TASK STATEMENT:
Copy out all the entries word for word.

--- Begin INFORMATION SHOWN ---

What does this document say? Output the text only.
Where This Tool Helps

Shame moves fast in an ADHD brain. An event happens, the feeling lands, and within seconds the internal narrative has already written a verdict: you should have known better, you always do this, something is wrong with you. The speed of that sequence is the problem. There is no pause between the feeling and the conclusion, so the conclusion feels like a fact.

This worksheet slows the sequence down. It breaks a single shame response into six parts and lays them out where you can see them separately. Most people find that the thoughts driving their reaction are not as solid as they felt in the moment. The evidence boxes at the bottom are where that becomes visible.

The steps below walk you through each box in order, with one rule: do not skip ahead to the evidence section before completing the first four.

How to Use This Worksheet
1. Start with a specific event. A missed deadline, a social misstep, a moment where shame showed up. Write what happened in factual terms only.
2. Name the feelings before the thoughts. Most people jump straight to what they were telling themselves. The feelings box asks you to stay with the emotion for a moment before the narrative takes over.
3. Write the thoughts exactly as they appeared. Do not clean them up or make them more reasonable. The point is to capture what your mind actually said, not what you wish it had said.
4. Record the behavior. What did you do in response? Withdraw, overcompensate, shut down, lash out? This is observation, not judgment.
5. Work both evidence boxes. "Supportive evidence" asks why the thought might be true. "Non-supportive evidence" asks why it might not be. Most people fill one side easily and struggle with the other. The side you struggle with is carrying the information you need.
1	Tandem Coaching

--- End INFORMATION SHOWN ---

REPLY TO THE EXERCISE:
What does this document say? Output the text only.
Where This Tool Helps

Shame moves fast in an ADHD brain. An event happens, the feeling lands, and within seconds the internal narrative has already written a verdict: you should have known better, you always do this, something is wrong with you. The speed of that sequence is the problem. There is no pause between the feeling and the conclusion, so the conclusion feels like a fact.

This worksheet slows the sequence down. It breaks a single shame response into six parts and lays them out where you can see them separately. Most people find that the thoughts driving their reaction are not as solid as they felt in the moment. The evidence boxes at the bottom are where that becomes visible.

The steps below walk you through each box in order, with one rule: do not skip ahead to the evidence section before completing the first four.

How to Use This Worksheet
1. Start with a specific event. A missed deadline, a social misstep, a moment where shame showed up. Write what happened in factual terms only.
2. Name the feelings before the thoughts. Most people jump straight to what they were telling themselves. The feelings box asks you to stay with the emotion for a moment before the narrative takes over.
3. Write the thoughts exactly as they appeared. Do not clean them up or make them more reasonable. The point is to capture what your mind actually said, not what you wish it had said.
4. Record the behavior. What did you do in response? Withdraw, overcompensate, shut down, lash out? This is observation, not judgment.
5. Work both evidence boxes. "Supportive evidence" asks why the thought might be true. "Non-supportive evidence" asks why it might not be. Most people fill one side easily and struggle with the other. The side you struggle with is carrying the information you need.
1	Tandem Coaching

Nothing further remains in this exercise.